━━━━━ EXTRAIT DE PAGE ━━━━━
3. La religion : le mot et la chose←⤒🔗
On est d’accord que l’étymologie du mot religion est encore controversée. L’on a dérivé du latin religare (Lactance), ou de relegere (Cicéron). Selon la première de ces interprétations, le terme religion impliquerait l’exigence absolue d’adorer Dieu ou toute autre chose qui impose à l’homme des obligations ou des devoirs. Selon la seconde, la religion est une attention diligente prêtée aux choses ayant trait à l’adoration de Dieu. La première étymologie est plus généralement admise.
Les synonymes en grec sont les termes bibliques threskeia (Jc 1.26), eusébeia (1 Tm 4.8), logikè latreia (Rm 12.1). Pourtant, aucun de ces termes n’est réellement synonyme de religion, tous ne faisant qu’en désigner des aspects particuliers.
Comme celles de toutes les réalités premières, à la fois très profondes et très riches, la définition de la religion a donné lieu à des discussions infinies, souvent fort confuses. Cette obscurité tient surtout au fait qu’une définition, pour être complète, supposerait résolues les questions d’origine et d’essence de la religion. En groupant dans un tableau synthétique les traits, diversement accusés, mais tous et toujours présents dans toutes les religions suffisamment connues, la méthode descriptive ou historique permettrait un accord et fournirait un terrain commun. Cette description synthétique laisse évidemment ouvertes les questions de l’origine de la religion et de la valeur absolue des forces différentes, mais analogues, sous lesquelles elle se présente historiquement.
━━━━━ DONNÉES ━━━━━
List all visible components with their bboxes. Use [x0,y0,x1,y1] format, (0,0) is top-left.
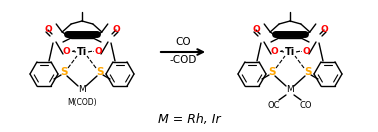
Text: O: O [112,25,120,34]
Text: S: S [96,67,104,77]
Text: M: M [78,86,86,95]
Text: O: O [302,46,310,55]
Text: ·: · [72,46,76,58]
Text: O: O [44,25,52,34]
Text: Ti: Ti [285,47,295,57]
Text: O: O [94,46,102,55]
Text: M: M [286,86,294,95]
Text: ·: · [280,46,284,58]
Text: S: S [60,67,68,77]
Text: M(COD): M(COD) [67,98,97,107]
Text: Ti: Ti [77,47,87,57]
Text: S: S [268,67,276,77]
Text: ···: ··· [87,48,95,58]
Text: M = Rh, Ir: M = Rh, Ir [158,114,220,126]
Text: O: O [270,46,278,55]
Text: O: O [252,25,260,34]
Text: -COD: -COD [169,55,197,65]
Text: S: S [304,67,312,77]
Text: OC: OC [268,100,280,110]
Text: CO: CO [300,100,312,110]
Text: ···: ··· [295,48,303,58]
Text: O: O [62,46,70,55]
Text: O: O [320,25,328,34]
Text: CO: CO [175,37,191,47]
━━━━━
━━━━━ DONNÉES ━━━━━
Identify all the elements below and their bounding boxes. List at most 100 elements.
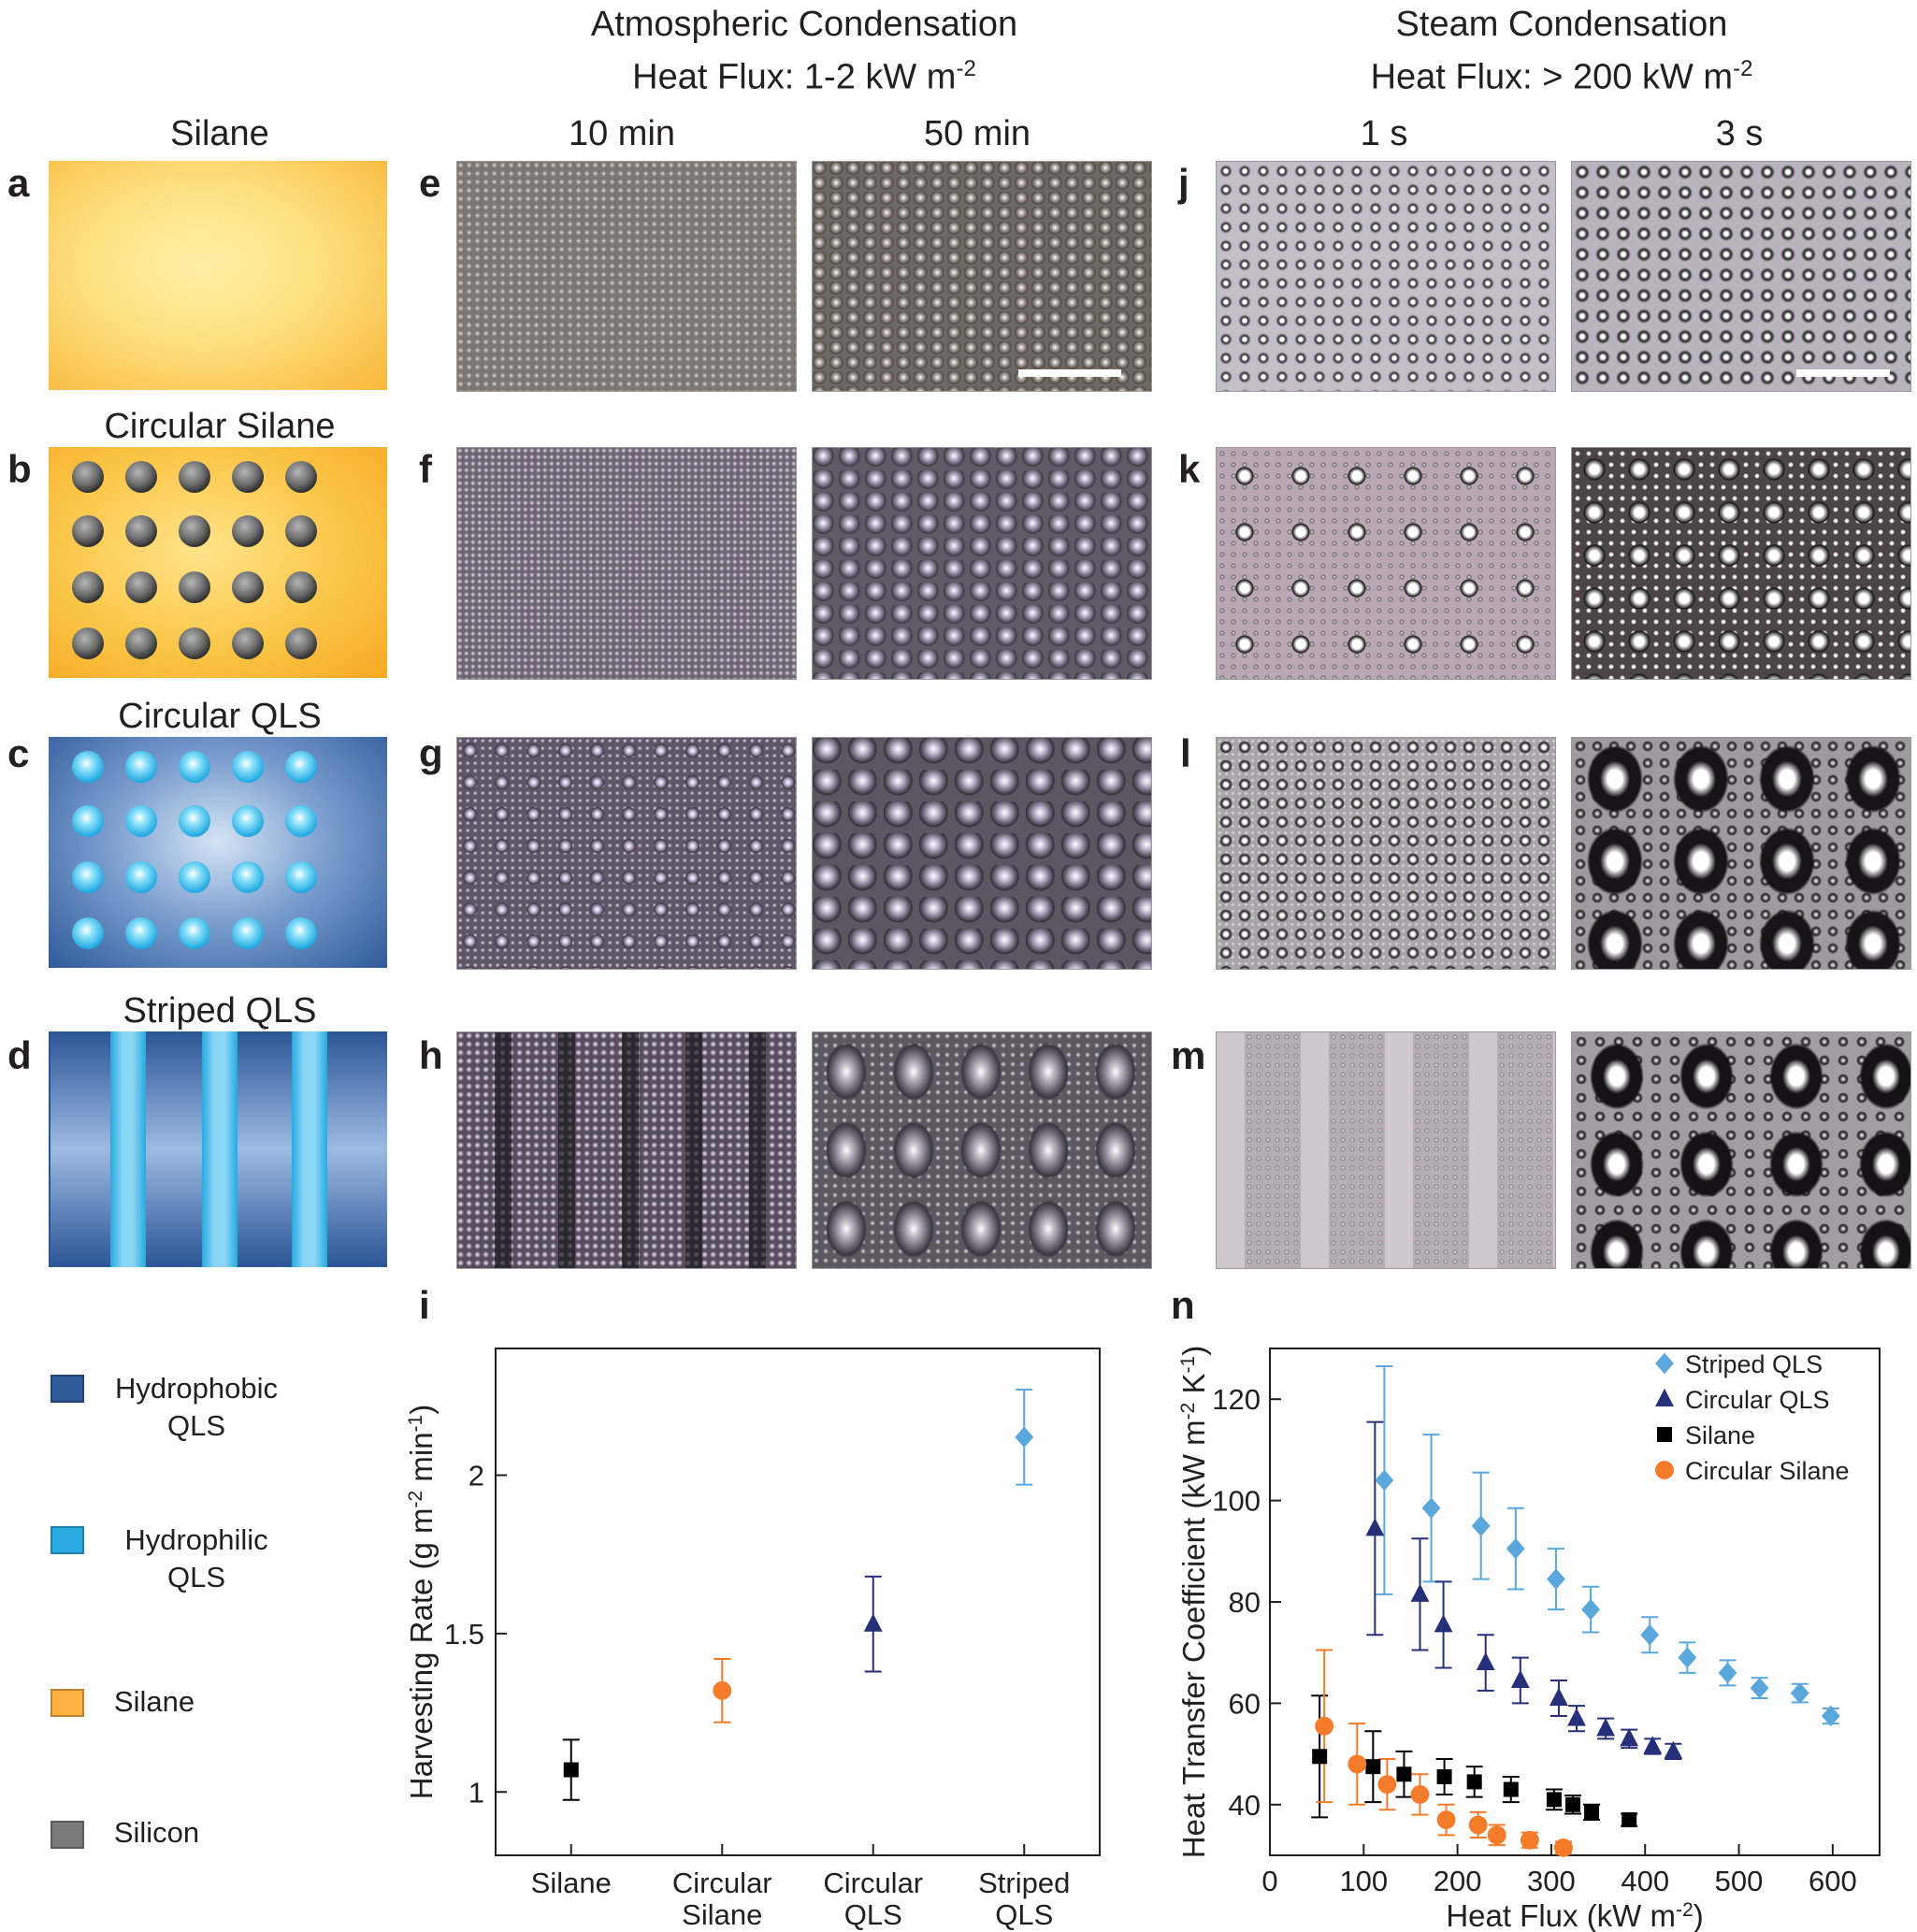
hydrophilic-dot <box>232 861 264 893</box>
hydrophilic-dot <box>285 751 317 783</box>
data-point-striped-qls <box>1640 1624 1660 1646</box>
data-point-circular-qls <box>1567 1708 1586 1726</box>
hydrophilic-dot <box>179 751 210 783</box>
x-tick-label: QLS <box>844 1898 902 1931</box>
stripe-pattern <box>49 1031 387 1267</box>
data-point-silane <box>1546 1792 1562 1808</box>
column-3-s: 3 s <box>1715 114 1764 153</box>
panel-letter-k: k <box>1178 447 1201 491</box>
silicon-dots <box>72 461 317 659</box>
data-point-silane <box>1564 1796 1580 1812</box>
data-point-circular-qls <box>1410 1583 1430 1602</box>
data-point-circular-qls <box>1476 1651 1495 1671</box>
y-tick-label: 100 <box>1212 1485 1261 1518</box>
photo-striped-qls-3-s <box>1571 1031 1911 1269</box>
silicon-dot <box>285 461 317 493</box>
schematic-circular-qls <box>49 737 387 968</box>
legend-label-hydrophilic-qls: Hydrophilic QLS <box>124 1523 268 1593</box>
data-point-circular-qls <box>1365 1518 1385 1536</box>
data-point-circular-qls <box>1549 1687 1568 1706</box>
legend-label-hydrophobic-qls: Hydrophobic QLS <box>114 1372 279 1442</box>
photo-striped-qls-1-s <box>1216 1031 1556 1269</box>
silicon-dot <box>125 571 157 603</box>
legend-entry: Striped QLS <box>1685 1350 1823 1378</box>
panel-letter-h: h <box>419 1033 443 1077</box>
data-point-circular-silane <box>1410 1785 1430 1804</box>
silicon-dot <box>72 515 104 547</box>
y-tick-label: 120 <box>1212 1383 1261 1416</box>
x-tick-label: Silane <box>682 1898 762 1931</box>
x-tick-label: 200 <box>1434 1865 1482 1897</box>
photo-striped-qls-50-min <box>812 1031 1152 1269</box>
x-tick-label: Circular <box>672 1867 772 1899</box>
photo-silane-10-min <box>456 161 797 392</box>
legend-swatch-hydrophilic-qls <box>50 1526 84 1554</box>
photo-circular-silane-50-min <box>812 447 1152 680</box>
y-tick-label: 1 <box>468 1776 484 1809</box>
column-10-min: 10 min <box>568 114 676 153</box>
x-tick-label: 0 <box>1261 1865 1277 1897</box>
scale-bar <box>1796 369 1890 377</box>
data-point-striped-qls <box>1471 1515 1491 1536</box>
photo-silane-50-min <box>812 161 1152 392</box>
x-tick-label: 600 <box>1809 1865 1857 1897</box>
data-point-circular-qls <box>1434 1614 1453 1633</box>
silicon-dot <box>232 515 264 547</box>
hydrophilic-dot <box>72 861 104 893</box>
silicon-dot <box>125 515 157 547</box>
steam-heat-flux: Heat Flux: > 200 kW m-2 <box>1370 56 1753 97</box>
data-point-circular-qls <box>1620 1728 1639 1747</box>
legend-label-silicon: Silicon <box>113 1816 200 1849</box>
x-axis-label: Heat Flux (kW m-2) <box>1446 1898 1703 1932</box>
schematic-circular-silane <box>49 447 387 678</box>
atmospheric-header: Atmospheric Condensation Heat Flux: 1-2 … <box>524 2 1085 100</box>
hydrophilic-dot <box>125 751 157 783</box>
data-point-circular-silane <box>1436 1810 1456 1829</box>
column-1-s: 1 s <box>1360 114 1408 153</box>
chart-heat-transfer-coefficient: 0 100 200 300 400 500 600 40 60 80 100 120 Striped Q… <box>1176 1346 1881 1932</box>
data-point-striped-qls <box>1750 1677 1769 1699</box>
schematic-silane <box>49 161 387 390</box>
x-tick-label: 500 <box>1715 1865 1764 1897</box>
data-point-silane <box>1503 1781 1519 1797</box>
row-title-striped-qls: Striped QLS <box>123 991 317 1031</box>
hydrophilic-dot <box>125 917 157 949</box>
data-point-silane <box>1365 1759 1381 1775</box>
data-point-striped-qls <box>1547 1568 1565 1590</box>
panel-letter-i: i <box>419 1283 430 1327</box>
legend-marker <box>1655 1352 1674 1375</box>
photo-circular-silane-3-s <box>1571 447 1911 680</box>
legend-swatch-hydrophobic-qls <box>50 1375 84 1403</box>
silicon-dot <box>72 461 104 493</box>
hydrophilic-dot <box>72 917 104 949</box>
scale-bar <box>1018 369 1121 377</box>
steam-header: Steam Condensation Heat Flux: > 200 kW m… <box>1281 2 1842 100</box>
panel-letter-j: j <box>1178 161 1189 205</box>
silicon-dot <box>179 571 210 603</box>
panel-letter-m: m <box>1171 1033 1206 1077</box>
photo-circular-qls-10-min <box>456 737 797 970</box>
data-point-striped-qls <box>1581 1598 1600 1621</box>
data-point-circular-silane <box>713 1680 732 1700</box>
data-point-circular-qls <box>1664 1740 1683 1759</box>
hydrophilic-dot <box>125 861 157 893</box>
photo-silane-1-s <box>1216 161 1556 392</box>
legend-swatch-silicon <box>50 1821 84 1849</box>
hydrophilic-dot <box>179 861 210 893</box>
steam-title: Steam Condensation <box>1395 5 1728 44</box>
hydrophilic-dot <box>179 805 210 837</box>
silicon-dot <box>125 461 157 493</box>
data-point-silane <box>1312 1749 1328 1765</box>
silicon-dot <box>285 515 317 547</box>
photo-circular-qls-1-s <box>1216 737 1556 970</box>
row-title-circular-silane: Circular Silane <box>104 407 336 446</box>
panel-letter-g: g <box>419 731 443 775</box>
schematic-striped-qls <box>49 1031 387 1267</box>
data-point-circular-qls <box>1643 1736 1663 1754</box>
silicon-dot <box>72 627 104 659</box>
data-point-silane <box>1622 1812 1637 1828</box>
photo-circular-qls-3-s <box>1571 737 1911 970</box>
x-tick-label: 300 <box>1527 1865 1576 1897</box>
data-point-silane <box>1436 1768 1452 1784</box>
━━━━━
Répondez aux questions suivantes à partir de l'extrait de page :
1. Quelle étymologie du mot religion est la plus généralement admise ?
2. Quel terme grec est associé à la référence Rm 12.1 ?
3. À quoi tient surtout l'obscurité des définitions de la religion ?

CORRIGÉ
1. L'étymologie la plus généralement admise dérive le mot du latin religare, selon Lactance.
2. Le terme associé à Rm 12.1 est logikè latreia.
3. Cette obscurité tient surtout au fait qu'une définition complète supposerait résolues les questions d'origine et d'essence de la religion.